[AIM] Take the line that contains "OCR this image." and every line after it in the material below, and quote them exactly.

[INPUT FOR THIS TASK]
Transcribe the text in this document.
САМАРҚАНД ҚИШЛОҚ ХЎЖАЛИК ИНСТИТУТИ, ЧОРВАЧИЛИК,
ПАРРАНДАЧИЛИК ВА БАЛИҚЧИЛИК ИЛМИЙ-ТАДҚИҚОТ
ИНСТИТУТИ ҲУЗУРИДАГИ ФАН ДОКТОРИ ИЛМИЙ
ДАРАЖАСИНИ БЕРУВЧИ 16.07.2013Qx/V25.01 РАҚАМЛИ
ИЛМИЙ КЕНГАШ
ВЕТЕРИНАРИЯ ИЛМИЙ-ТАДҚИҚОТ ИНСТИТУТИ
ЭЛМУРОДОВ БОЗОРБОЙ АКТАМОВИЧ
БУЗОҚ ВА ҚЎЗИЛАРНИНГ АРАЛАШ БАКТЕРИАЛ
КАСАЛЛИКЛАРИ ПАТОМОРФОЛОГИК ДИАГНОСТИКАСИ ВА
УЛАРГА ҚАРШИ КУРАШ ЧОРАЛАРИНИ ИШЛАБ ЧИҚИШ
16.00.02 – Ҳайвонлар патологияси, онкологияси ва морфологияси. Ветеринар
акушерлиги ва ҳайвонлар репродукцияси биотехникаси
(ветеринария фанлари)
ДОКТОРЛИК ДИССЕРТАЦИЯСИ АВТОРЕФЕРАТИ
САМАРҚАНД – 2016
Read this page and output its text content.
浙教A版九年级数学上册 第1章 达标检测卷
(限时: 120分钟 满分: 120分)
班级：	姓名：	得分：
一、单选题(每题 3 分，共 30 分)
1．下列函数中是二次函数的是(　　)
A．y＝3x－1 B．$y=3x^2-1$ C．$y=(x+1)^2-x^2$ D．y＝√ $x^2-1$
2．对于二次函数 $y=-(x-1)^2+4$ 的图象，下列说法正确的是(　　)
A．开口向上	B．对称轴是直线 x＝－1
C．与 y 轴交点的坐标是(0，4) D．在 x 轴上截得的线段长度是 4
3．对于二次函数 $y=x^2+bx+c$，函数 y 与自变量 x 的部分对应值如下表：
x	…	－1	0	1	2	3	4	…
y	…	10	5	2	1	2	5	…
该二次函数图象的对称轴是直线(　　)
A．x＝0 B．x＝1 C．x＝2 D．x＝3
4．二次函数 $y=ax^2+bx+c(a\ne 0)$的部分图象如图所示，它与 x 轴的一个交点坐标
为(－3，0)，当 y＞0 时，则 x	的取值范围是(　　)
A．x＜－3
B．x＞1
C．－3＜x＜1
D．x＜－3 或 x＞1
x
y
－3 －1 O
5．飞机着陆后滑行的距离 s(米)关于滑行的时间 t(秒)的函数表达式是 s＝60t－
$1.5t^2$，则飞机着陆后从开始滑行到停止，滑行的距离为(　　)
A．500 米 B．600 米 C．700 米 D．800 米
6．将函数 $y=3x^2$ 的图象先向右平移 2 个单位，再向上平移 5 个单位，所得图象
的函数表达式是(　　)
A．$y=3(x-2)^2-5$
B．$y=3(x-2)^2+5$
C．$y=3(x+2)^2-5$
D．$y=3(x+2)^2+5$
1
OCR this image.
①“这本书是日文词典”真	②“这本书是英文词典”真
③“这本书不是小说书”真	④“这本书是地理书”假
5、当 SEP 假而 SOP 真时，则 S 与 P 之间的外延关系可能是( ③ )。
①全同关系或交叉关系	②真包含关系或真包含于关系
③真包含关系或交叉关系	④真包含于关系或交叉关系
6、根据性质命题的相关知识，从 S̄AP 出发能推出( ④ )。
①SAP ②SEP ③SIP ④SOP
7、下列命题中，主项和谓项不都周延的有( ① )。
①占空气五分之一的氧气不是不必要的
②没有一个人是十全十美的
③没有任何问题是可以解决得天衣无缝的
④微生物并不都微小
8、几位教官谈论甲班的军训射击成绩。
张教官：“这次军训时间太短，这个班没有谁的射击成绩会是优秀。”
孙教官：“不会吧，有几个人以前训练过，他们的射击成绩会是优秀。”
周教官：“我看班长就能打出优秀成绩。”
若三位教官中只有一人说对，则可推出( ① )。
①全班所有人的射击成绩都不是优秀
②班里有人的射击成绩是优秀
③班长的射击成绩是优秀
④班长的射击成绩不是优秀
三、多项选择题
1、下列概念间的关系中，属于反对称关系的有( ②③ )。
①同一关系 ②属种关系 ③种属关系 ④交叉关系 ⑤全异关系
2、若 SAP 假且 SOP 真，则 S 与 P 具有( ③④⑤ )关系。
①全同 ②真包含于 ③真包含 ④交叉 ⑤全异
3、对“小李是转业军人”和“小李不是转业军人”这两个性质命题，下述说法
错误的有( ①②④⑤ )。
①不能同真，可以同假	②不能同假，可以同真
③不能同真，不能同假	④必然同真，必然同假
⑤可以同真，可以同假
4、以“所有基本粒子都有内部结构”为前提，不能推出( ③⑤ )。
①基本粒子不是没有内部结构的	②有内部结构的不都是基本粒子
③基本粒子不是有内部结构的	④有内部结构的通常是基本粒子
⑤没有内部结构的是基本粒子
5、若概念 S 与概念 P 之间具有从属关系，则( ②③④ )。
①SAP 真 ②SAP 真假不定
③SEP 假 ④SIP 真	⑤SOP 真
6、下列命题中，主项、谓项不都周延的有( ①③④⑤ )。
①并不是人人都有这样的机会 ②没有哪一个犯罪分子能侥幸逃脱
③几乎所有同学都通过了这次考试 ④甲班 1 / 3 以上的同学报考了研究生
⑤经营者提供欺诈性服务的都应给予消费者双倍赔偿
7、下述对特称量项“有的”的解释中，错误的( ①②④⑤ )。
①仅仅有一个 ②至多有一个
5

[COMPLETE RESPONSE]
OCR this image.
①“这本书是日文词典”真	②“这本书是英文词典”真
③“这本书不是小说书”真	④“这本书是地理书”假
5、当 SEP 假而 SOP 真时，则 S 与 P 之间的外延关系可能是( ③ )。
①全同关系或交叉关系	②真包含关系或真包含于关系
③真包含关系或交叉关系	④真包含于关系或交叉关系
6、根据性质命题的相关知识，从 S̄AP 出发能推出( ④ )。
①SAP ②SEP ③SIP ④SOP
7、下列命题中，主项和谓项不都周延的有( ① )。
①占空气五分之一的氧气不是不必要的
②没有一个人是十全十美的
③没有任何问题是可以解决得天衣无缝的
④微生物并不都微小
8、几位教官谈论甲班的军训射击成绩。
张教官：“这次军训时间太短，这个班没有谁的射击成绩会是优秀。”
孙教官：“不会吧，有几个人以前训练过，他们的射击成绩会是优秀。”
周教官：“我看班长就能打出优秀成绩。”
若三位教官中只有一人说对，则可推出( ① )。
①全班所有人的射击成绩都不是优秀
②班里有人的射击成绩是优秀
③班长的射击成绩是优秀
④班长的射击成绩不是优秀
三、多项选择题
1、下列概念间的关系中，属于反对称关系的有( ②③ )。
①同一关系 ②属种关系 ③种属关系 ④交叉关系 ⑤全异关系
2、若 SAP 假且 SOP 真，则 S 与 P 具有( ③④⑤ )关系。
①全同 ②真包含于 ③真包含 ④交叉 ⑤全异
3、对“小李是转业军人”和“小李不是转业军人”这两个性质命题，下述说法
错误的有( ①②④⑤ )。
①不能同真，可以同假	②不能同假，可以同真
③不能同真，不能同假	④必然同真，必然同假
⑤可以同真，可以同假
4、以“所有基本粒子都有内部结构”为前提，不能推出( ③⑤ )。
①基本粒子不是没有内部结构的	②有内部结构的不都是基本粒子
③基本粒子不是有内部结构的	④有内部结构的通常是基本粒子
⑤没有内部结构的是基本粒子
5、若概念 S 与概念 P 之间具有从属关系，则( ②③④ )。
①SAP 真 ②SAP 真假不定
③SEP 假 ④SIP 真	⑤SOP 真
6、下列命题中，主项、谓项不都周延的有( ①③④⑤ )。
①并不是人人都有这样的机会 ②没有哪一个犯罪分子能侥幸逃脱
③几乎所有同学都通过了这次考试 ④甲班 1 / 3 以上的同学报考了研究生
⑤经营者提供欺诈性服务的都应给予消费者双倍赔偿
7、下述对特称量项“有的”的解释中，错误的( ①②④⑤ )。
①仅仅有一个 ②至多有一个
5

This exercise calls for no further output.